Written request
Determine how many lines of the entries contain "nEurope". Reply with that number alone.

Records from a data collection
---+---
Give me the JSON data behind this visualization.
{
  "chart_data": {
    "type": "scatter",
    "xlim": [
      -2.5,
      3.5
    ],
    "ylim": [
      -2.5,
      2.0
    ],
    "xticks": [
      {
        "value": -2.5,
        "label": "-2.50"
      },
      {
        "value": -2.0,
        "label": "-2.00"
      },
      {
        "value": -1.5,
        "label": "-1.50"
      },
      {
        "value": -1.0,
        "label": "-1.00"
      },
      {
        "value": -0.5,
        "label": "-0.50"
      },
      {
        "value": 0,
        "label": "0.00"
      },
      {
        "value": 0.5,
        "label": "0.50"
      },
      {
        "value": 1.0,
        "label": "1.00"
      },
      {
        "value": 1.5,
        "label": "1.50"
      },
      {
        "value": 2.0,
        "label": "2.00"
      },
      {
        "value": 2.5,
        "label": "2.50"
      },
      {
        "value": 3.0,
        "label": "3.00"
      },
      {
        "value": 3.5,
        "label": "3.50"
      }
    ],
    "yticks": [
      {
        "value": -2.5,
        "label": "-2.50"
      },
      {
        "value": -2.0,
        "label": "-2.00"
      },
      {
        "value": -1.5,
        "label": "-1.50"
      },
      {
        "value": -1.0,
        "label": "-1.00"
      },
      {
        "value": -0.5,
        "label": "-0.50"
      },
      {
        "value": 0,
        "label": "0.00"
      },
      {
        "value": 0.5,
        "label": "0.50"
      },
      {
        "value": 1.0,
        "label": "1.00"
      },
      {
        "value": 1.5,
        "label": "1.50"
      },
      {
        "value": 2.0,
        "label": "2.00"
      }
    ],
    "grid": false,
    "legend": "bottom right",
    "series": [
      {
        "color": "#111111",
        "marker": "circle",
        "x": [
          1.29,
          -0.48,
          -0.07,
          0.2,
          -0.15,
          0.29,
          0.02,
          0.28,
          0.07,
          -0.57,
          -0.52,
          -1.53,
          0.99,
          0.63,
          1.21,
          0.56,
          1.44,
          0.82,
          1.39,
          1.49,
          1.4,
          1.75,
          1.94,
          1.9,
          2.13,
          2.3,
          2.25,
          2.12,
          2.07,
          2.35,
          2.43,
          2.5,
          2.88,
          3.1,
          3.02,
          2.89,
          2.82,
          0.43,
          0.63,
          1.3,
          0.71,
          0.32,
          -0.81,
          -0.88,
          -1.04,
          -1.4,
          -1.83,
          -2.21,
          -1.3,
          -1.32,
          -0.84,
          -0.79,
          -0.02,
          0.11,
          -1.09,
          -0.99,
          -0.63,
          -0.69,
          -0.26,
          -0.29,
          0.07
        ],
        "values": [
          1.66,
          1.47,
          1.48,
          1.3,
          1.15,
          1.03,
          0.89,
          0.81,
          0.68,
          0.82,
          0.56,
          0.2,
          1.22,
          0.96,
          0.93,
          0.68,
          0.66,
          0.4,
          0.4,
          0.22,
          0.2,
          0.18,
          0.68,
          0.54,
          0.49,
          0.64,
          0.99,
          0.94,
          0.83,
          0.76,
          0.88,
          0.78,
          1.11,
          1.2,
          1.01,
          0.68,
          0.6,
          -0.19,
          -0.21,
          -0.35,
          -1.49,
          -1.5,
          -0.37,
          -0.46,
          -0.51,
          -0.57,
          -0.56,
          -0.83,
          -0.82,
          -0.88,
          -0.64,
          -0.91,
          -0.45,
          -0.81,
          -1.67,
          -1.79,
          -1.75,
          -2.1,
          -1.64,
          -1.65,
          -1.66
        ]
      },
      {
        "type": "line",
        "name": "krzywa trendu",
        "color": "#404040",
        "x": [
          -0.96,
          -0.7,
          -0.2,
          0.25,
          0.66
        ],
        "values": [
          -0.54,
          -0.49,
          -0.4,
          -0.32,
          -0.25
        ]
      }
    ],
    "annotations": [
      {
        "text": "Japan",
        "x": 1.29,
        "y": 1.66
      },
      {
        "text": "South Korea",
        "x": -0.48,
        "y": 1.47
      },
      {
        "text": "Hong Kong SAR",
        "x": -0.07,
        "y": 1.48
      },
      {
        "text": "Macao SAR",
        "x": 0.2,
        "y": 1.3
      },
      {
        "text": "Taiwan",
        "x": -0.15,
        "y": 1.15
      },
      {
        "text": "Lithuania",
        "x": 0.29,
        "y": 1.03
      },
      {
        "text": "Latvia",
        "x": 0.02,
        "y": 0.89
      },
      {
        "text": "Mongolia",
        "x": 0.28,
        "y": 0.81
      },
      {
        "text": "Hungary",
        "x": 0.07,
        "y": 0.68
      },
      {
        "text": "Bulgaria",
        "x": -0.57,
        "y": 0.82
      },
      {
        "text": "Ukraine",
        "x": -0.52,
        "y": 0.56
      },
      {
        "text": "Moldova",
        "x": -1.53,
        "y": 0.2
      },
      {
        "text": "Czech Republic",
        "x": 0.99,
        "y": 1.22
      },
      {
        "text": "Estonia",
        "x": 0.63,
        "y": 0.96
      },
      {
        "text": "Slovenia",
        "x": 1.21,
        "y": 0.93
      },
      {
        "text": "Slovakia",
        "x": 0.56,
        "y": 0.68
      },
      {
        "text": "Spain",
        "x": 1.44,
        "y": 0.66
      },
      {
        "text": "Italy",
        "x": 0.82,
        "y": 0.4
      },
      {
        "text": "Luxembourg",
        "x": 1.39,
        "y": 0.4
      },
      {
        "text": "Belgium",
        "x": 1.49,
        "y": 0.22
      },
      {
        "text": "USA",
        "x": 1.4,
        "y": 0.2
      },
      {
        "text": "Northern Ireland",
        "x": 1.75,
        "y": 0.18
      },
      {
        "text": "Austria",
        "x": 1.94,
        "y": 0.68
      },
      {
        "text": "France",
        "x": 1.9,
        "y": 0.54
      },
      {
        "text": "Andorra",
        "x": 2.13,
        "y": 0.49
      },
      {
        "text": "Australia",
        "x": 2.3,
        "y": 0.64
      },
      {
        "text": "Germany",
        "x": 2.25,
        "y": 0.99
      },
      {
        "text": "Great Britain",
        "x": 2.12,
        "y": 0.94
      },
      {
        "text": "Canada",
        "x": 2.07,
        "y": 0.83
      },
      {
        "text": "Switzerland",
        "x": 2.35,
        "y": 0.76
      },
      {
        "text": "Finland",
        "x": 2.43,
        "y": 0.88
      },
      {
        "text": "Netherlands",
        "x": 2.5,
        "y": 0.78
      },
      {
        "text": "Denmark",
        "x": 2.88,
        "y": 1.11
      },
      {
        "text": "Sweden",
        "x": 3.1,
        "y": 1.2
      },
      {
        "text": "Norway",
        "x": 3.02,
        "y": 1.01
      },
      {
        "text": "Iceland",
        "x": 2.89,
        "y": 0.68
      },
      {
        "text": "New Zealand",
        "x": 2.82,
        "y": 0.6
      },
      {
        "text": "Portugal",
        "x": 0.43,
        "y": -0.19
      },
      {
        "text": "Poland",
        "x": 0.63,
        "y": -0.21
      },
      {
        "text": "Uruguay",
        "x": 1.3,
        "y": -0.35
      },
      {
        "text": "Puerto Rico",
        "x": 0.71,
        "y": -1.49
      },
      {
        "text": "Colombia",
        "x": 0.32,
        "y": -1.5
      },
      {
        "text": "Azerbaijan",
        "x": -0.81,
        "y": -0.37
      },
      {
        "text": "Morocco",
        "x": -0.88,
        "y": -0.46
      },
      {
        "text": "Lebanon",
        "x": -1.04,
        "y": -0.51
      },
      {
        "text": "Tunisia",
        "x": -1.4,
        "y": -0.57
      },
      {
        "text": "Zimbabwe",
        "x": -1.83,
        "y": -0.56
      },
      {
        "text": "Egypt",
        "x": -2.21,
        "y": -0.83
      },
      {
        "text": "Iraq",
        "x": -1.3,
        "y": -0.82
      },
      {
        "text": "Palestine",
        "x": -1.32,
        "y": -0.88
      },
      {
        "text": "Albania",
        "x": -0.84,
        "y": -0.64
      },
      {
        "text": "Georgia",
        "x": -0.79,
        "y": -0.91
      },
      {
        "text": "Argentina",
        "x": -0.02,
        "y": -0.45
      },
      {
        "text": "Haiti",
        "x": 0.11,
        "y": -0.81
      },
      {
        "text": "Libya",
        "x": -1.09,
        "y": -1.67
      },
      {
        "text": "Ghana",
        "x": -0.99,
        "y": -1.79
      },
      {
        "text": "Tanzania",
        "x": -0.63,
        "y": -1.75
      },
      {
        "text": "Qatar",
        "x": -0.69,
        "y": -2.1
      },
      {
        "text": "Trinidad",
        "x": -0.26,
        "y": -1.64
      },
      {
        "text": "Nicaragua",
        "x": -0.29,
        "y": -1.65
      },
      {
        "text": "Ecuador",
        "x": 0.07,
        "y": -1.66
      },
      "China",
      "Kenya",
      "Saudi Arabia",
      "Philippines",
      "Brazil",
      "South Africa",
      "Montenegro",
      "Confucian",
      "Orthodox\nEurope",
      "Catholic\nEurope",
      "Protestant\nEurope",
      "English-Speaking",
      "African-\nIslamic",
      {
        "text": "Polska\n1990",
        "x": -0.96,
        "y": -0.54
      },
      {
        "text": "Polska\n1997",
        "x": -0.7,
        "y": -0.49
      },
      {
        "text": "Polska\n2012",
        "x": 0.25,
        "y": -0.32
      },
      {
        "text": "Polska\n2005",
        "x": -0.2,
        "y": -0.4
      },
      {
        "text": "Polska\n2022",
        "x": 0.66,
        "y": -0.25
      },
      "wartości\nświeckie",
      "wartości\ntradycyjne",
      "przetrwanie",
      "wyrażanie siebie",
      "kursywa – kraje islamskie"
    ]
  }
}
---+---
Expected answer
3